━━ DATA ROWS ━━
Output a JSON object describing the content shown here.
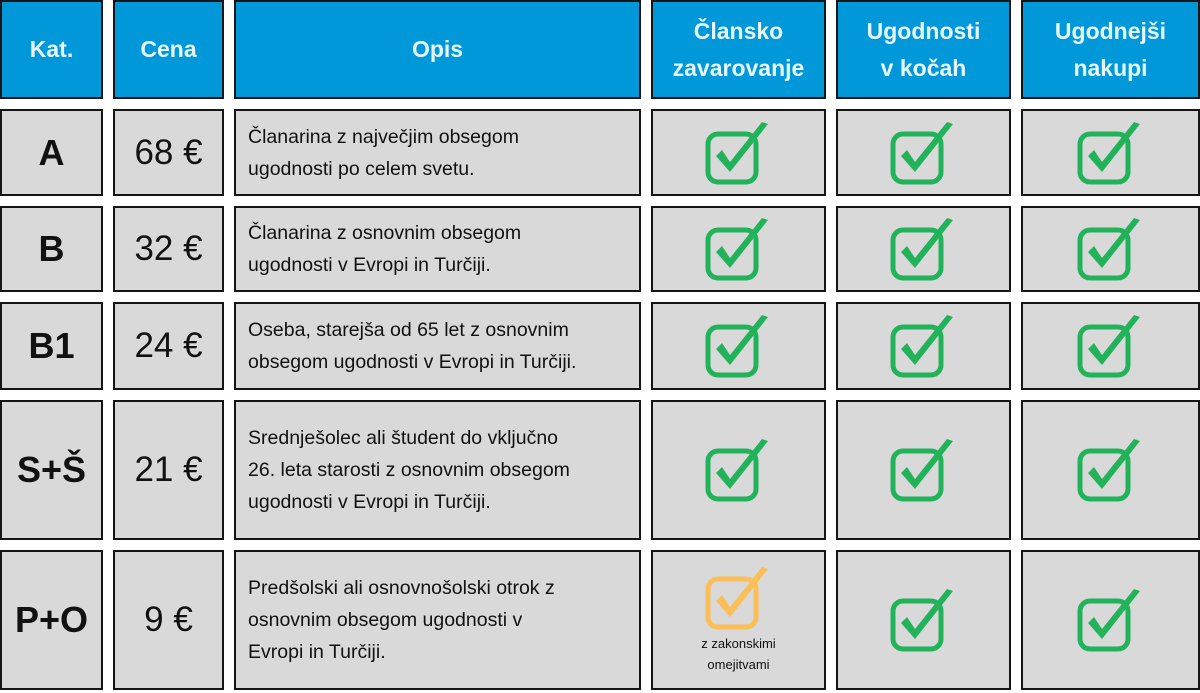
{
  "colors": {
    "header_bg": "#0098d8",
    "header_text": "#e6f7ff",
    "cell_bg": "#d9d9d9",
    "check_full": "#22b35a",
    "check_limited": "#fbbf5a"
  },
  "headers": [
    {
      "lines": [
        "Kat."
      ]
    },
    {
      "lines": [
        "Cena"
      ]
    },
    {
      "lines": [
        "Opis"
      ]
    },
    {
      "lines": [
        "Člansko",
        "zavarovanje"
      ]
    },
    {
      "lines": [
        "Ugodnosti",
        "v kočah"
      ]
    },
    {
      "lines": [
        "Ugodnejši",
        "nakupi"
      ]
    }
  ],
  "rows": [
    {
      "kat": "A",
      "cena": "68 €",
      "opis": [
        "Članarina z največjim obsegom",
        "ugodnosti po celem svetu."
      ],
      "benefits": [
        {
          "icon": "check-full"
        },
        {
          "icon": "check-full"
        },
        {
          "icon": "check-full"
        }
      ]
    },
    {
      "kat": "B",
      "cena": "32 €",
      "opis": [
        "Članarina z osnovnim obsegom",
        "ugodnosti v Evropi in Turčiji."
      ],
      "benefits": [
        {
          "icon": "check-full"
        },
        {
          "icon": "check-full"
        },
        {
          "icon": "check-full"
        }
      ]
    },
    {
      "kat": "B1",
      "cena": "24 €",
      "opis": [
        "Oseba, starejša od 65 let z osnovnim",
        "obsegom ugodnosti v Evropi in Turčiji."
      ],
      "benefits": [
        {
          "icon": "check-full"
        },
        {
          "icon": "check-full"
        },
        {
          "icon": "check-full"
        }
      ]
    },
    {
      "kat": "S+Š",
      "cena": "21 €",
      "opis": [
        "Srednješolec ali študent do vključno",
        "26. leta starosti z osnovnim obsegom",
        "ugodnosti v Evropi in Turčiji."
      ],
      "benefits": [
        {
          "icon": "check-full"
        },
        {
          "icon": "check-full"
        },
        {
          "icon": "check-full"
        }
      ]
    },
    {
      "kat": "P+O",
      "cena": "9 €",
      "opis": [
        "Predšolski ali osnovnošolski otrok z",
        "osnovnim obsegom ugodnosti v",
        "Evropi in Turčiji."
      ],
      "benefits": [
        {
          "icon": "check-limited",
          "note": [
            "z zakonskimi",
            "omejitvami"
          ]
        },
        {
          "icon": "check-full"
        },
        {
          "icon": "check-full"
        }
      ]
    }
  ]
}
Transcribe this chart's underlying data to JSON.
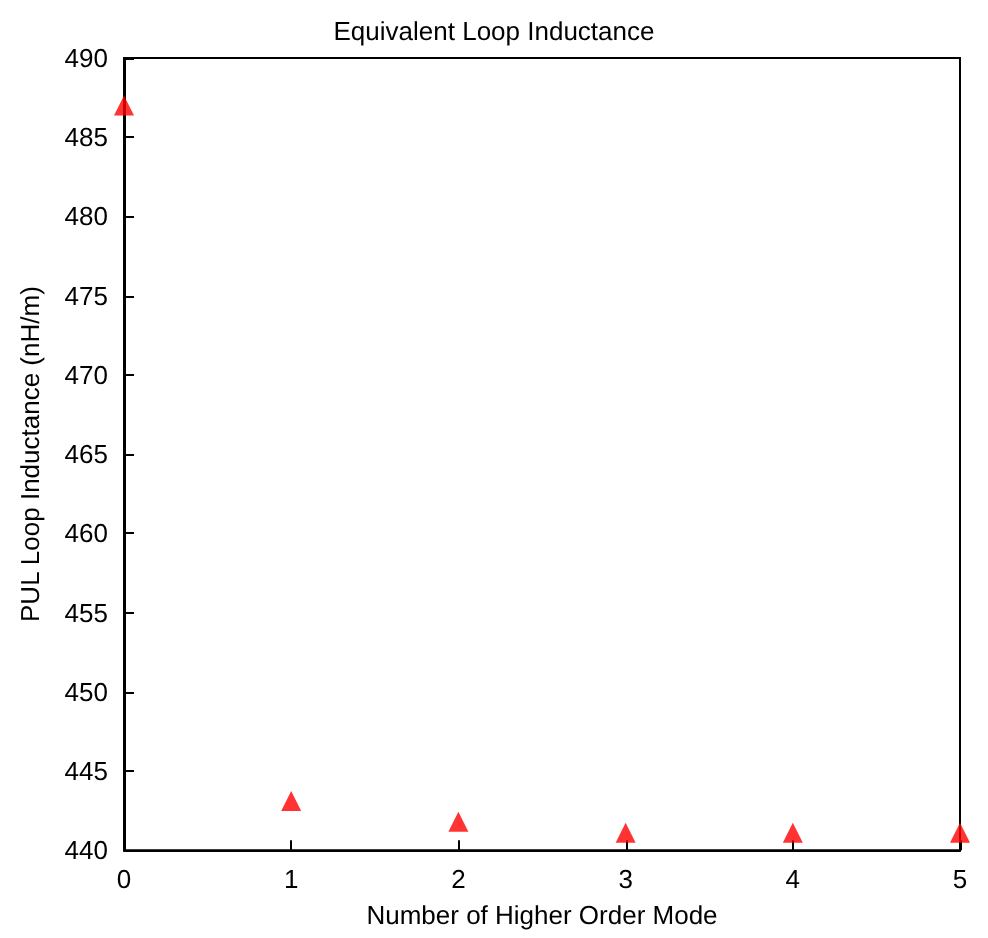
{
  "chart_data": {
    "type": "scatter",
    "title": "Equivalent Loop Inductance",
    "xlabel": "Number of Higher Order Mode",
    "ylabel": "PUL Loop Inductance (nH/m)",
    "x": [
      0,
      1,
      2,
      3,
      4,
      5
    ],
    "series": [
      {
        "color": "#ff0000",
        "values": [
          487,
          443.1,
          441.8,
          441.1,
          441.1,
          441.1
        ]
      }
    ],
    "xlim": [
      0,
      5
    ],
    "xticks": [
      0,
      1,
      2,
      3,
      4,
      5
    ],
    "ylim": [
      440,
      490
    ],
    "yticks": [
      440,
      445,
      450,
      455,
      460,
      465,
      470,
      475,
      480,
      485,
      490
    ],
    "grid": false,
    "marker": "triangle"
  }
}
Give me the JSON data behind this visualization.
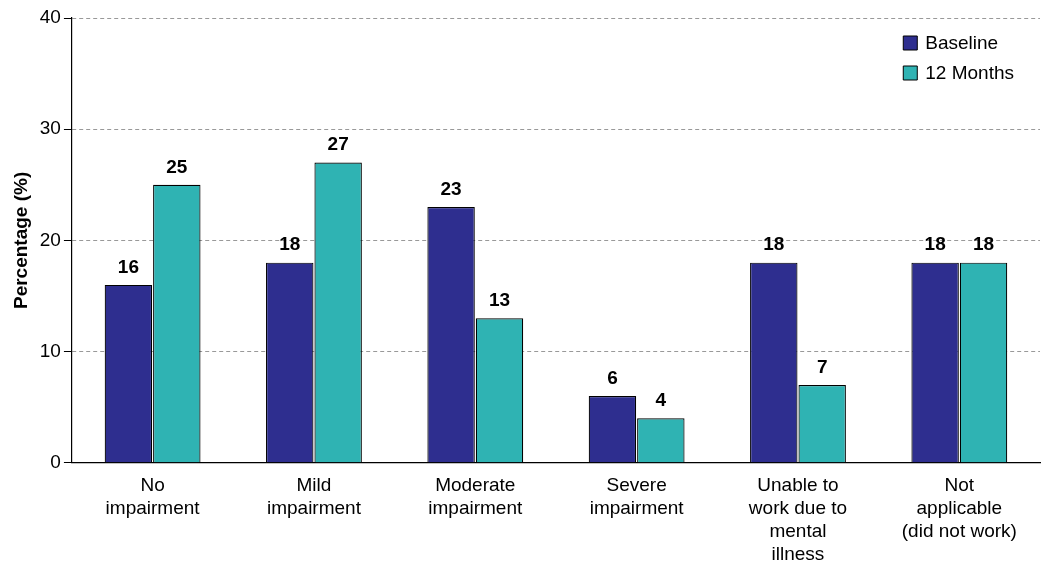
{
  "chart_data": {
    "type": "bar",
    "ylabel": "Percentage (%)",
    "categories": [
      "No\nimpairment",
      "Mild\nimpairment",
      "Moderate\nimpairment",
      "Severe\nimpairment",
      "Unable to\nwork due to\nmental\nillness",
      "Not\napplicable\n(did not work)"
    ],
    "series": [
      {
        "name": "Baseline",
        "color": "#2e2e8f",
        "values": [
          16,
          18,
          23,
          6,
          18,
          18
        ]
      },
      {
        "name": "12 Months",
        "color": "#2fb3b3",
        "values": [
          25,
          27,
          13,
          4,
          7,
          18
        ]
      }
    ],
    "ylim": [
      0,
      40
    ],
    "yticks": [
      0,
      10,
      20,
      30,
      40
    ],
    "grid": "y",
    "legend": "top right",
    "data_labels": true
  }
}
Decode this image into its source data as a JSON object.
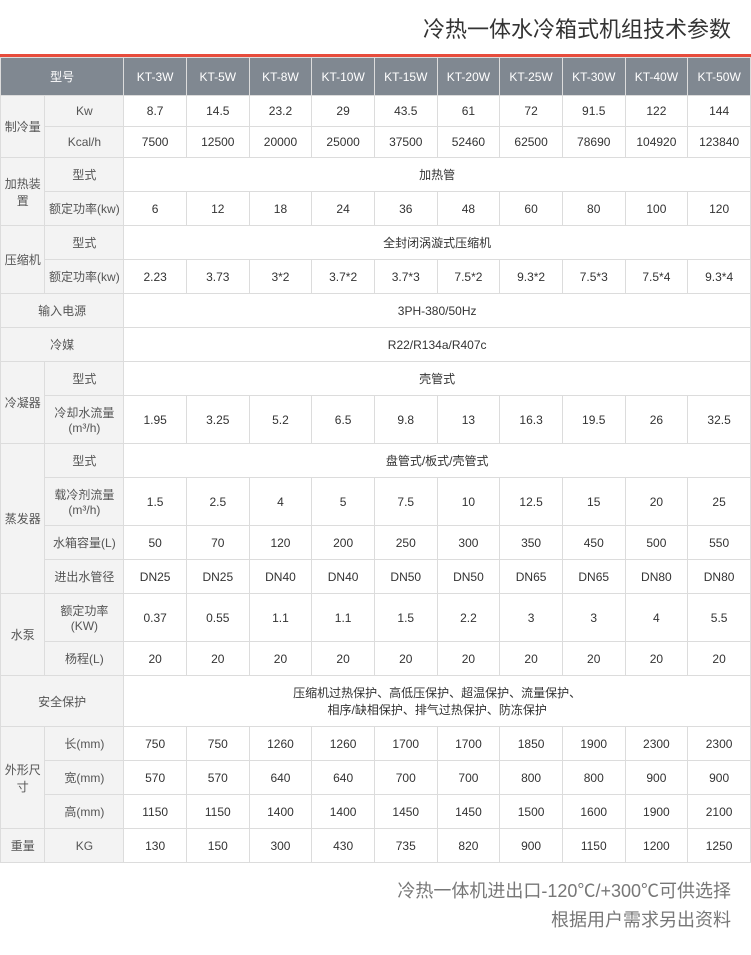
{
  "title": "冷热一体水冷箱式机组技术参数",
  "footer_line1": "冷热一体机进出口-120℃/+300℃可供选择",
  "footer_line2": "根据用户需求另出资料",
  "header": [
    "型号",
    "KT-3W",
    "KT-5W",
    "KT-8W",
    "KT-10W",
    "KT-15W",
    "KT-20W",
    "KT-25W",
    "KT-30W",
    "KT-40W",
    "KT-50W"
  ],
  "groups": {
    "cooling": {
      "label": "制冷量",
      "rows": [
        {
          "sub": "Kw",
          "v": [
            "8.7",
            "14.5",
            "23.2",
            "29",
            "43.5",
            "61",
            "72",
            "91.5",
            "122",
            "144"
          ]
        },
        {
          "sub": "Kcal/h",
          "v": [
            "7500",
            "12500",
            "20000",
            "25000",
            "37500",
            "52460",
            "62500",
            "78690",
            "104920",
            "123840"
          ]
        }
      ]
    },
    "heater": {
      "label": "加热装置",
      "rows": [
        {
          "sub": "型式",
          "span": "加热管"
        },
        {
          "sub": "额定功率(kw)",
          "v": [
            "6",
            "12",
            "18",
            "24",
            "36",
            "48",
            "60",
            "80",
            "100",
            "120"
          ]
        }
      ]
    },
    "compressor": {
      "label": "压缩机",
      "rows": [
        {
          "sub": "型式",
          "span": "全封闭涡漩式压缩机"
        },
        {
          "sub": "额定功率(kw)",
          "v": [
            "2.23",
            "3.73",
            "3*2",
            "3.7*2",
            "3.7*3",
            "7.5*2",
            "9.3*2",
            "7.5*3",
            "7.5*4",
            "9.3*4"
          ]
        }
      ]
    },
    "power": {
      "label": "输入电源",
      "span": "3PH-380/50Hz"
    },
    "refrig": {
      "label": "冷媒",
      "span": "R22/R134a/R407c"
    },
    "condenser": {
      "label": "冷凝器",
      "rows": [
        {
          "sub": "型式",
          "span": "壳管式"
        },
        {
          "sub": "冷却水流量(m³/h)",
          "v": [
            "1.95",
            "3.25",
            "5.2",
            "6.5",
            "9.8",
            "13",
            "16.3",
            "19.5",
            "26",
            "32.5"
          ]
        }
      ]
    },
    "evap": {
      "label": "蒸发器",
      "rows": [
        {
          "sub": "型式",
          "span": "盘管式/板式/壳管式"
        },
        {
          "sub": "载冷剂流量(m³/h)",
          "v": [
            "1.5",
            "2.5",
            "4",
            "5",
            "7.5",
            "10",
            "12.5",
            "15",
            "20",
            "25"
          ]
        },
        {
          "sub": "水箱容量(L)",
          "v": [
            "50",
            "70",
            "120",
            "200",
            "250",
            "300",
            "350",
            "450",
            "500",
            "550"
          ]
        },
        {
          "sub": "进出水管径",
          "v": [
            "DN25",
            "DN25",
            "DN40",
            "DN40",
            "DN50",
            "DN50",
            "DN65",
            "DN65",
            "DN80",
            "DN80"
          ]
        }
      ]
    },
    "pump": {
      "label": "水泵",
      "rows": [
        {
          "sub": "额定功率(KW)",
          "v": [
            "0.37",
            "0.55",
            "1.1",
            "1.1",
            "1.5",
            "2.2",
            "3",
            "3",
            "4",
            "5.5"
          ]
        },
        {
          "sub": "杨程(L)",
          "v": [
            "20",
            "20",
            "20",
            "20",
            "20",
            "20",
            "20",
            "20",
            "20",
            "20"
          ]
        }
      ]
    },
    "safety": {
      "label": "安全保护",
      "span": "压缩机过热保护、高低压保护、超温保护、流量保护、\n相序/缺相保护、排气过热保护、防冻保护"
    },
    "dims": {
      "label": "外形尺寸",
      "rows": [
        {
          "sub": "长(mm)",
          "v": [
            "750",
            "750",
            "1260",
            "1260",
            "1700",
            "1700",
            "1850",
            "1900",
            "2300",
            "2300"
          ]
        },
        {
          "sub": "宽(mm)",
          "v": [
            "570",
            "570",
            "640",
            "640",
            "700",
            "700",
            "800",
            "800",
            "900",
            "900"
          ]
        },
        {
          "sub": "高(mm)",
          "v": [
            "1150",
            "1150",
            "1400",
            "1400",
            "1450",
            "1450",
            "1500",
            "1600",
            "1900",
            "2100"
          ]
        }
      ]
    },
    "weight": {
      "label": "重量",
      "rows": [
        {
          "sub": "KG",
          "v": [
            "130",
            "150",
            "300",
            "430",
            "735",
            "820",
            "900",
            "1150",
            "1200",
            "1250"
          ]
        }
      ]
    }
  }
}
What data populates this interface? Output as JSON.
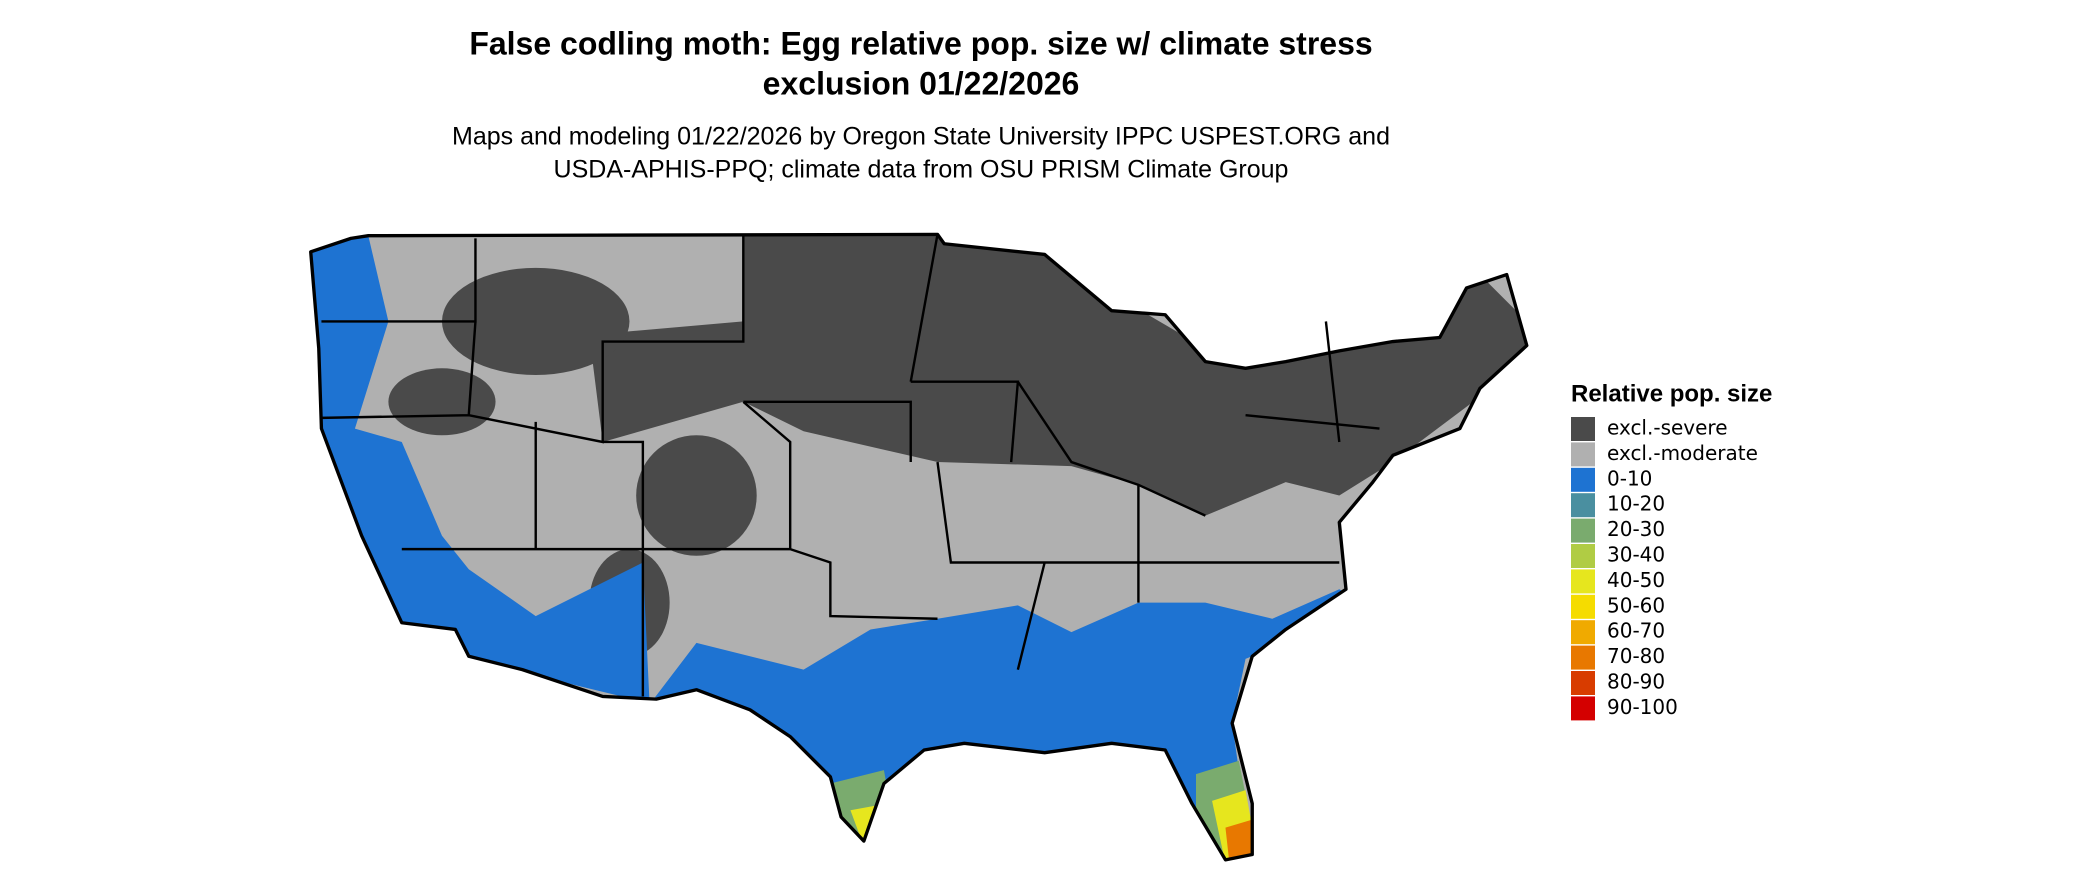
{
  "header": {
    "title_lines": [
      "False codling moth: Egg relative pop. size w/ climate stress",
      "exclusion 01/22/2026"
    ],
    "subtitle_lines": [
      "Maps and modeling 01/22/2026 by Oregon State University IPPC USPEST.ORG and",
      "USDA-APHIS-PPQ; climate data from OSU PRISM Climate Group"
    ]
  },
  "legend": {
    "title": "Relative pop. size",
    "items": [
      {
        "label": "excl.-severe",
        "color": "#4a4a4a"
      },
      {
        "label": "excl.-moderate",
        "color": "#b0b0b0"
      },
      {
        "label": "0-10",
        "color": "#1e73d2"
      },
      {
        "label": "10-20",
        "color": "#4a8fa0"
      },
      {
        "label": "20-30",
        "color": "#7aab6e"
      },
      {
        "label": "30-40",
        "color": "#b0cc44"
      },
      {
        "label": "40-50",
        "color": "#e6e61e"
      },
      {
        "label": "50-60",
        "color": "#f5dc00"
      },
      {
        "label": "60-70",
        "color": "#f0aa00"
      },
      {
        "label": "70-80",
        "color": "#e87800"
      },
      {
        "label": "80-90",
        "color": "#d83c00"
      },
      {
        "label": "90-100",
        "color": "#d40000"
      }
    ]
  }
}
━━━
▶ **THE EXERCISE**:
Using the listing above, return all lines where the word "ylabel" occurs.

▶ **CORRECT RESPONSE**:
    "ylabel": "PUL Loop Inductance (nH/m)",
    "ylabel": "Percentage (%)",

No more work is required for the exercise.